* [What needs to be done]:
Your task is to reproduce the entries below word for word.

Part of a data file:
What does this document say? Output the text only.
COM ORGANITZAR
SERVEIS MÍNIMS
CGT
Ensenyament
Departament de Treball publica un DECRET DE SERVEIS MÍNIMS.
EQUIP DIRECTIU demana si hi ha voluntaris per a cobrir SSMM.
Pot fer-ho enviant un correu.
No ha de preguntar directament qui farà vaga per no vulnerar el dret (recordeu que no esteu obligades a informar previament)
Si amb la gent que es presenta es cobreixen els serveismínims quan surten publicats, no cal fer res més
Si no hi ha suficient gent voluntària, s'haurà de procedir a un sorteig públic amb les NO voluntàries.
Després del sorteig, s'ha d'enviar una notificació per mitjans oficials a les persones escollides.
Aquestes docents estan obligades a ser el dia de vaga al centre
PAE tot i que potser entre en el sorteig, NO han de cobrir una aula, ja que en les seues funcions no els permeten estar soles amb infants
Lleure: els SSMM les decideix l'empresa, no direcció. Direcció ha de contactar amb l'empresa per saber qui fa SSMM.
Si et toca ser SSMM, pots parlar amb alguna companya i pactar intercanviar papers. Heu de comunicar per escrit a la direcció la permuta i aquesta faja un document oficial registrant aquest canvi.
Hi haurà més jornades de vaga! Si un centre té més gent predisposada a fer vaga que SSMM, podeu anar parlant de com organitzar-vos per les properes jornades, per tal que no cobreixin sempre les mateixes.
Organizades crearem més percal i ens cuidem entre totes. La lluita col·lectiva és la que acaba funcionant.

* [Written solution]:
What does this document say? Output the text only.
COM ORGANITZAR
SERVEIS MÍNIMS
CGT
Ensenyament
Departament de Treball publica un DECRET DE SERVEIS MÍNIMS.
EQUIP DIRECTIU demana si hi ha voluntaris per a cobrir SSMM.
Pot fer-ho enviant un correu.
No ha de preguntar directament qui farà vaga per no vulnerar el dret (recordeu que no esteu obligades a informar previament)
Si amb la gent que es presenta es cobreixen els serveismínims quan surten publicats, no cal fer res més
Si no hi ha suficient gent voluntària, s'haurà de procedir a un sorteig públic amb les NO voluntàries.
Després del sorteig, s'ha d'enviar una notificació per mitjans oficials a les persones escollides.
Aquestes docents estan obligades a ser el dia de vaga al centre
PAE tot i que potser entre en el sorteig, NO han de cobrir una aula, ja que en les seues funcions no els permeten estar soles amb infants
Lleure: els SSMM les decideix l'empresa, no direcció. Direcció ha de contactar amb l'empresa per saber qui fa SSMM.
Si et toca ser SSMM, pots parlar amb alguna companya i pactar intercanviar papers. Heu de comunicar per escrit a la direcció la permuta i aquesta faja un document oficial registrant aquest canvi.
Hi haurà més jornades de vaga! Si un centre té més gent predisposada a fer vaga que SSMM, podeu anar parlant de com organitzar-vos per les properes jornades, per tal que no cobreixin sempre les mateixes.
Organizades crearem més percal i ens cuidem entre totes. La lluita col·lectiva és la que acaba funcionant.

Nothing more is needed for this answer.